▸ TASK
Single out each line with the word "Mini" and copy it.

══════

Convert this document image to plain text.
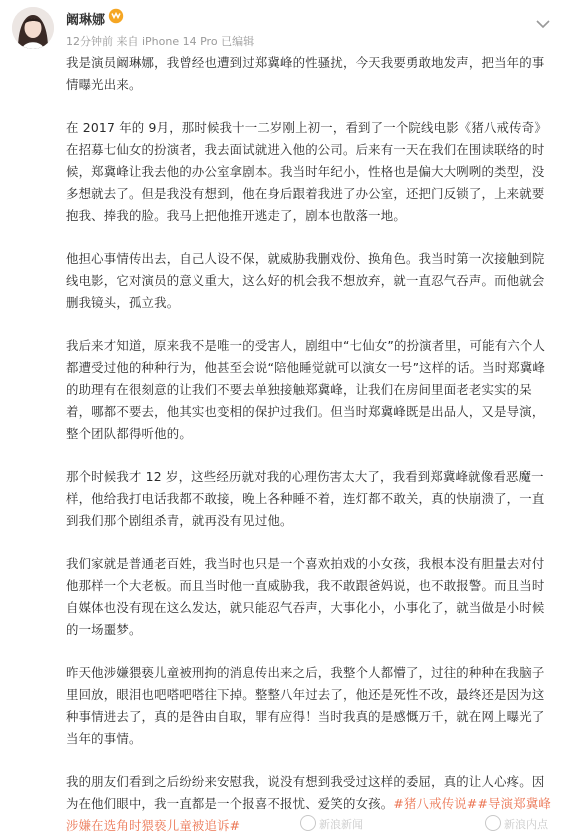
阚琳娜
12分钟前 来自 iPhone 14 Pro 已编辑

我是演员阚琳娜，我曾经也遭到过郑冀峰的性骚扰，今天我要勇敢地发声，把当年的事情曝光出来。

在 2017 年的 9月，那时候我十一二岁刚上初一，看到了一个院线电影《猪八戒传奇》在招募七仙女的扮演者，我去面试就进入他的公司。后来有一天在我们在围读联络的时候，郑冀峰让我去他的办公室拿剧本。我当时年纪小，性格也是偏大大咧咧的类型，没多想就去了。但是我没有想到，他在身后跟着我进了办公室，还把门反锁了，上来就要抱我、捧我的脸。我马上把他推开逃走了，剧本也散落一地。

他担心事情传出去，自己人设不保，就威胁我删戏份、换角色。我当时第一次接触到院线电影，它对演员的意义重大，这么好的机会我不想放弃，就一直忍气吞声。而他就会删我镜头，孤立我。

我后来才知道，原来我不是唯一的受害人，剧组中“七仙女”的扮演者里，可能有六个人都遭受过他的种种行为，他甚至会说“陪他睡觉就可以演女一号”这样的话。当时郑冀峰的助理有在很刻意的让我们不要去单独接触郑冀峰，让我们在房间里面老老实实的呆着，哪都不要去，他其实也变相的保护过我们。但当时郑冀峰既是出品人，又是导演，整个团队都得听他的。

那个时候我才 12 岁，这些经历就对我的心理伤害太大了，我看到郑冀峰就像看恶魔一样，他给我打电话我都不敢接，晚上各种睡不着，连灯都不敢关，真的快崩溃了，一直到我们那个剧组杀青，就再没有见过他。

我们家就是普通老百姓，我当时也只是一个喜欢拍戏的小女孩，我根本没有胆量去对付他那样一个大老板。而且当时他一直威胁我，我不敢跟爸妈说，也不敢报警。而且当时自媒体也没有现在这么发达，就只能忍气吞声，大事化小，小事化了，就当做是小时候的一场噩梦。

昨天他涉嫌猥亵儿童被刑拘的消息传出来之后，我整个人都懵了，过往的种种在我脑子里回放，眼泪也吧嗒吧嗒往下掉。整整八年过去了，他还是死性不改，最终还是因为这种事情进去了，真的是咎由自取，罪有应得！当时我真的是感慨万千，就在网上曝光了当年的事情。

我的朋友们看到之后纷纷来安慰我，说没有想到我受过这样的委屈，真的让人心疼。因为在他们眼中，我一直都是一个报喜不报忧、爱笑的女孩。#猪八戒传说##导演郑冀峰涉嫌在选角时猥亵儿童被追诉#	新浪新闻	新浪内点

══════

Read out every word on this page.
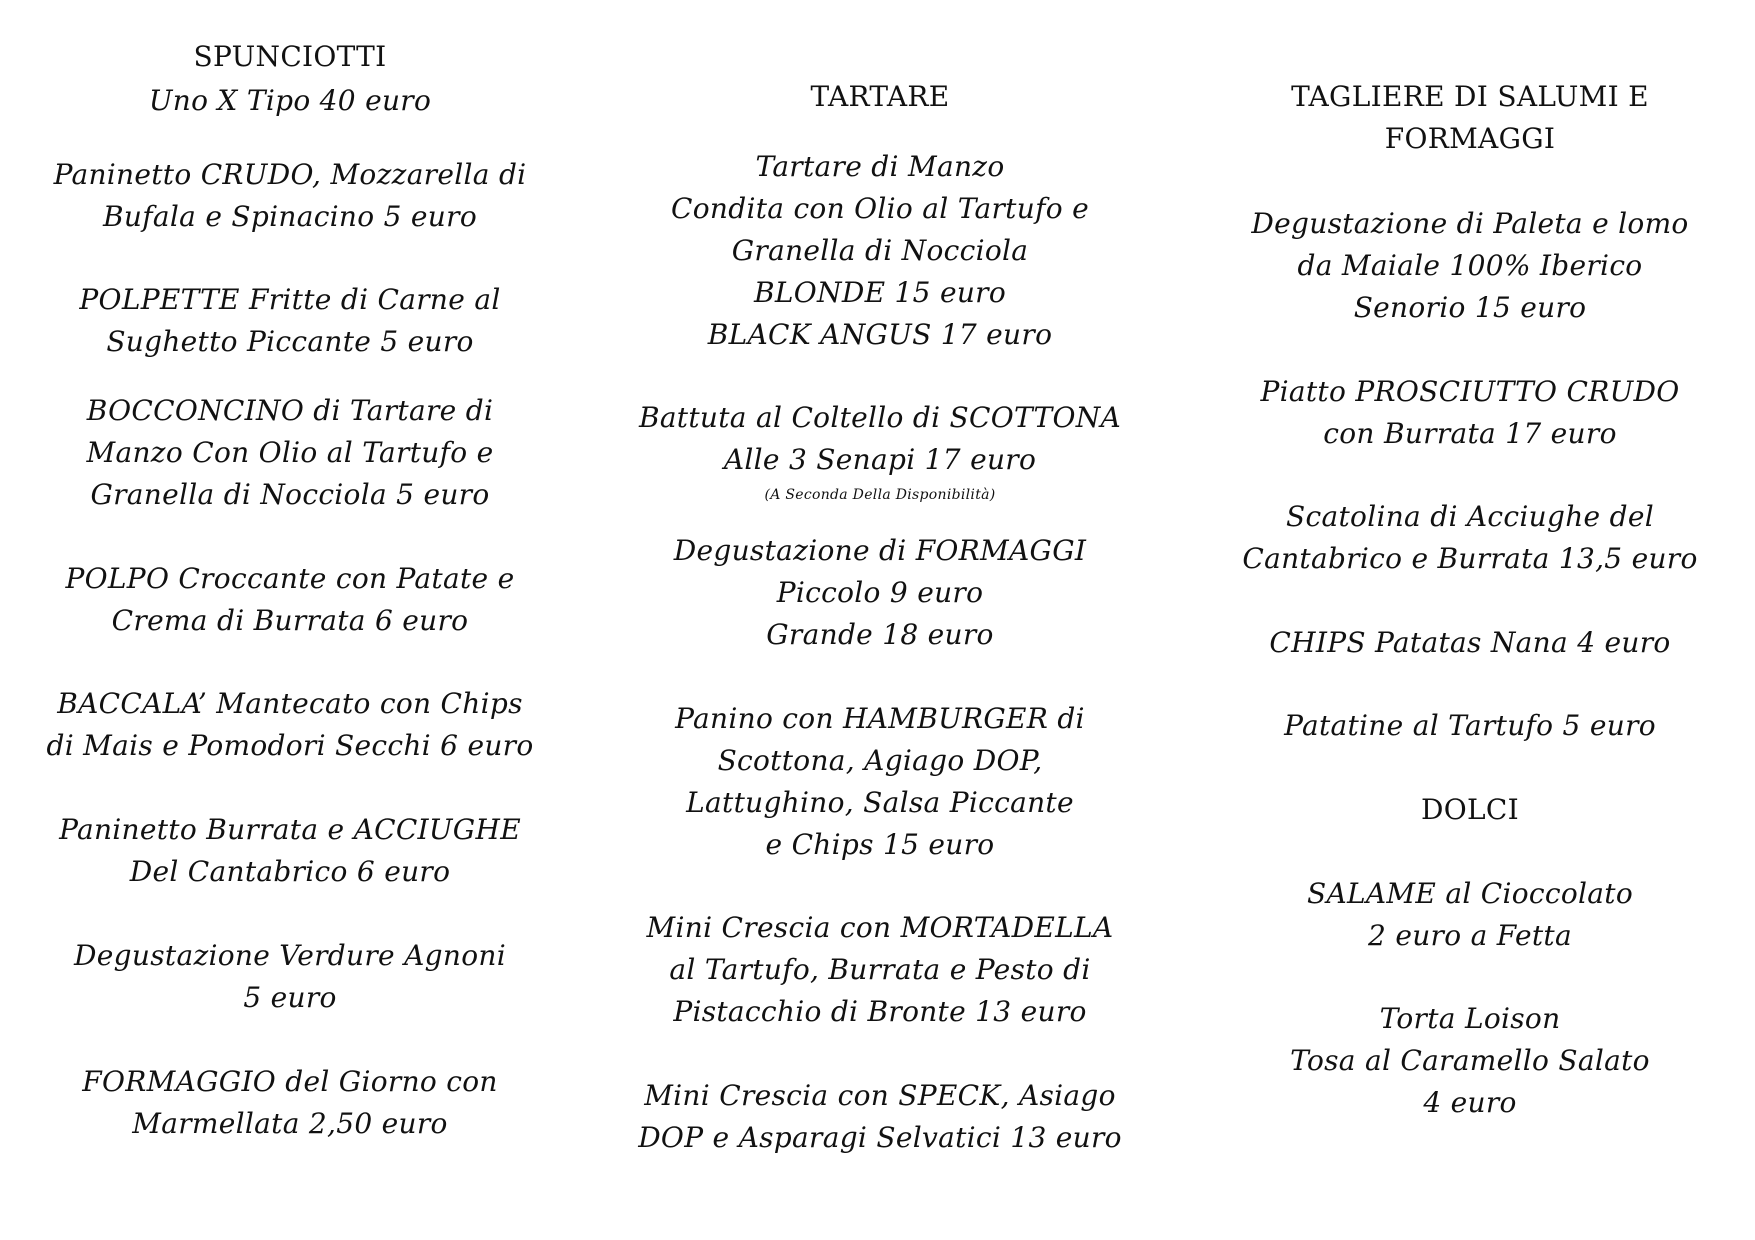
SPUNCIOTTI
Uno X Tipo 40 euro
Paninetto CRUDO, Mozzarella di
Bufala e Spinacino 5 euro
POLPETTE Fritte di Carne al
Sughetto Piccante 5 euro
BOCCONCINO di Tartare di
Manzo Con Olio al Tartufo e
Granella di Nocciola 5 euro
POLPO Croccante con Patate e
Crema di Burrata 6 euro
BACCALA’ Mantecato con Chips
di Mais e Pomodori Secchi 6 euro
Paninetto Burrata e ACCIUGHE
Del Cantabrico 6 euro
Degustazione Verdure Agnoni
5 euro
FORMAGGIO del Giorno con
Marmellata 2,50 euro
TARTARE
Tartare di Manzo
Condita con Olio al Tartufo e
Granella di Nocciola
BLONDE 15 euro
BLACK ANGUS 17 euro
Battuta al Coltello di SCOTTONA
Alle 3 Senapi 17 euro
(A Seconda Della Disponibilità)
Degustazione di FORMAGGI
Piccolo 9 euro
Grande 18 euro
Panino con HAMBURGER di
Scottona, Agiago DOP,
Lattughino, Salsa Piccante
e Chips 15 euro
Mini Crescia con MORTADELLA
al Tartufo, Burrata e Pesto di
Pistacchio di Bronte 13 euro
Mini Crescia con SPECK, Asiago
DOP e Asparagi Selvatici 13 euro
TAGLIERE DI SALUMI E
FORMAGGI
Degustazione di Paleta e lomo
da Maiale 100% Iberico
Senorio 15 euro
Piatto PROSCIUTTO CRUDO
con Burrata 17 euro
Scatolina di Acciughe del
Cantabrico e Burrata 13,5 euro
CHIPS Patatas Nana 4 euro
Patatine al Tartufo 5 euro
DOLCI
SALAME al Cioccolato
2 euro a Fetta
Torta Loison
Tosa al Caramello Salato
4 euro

══════

▸ ANSWER TO THE EXERCISE
Mini Crescia con MORTADELLA
Mini Crescia con SPECK, Asiago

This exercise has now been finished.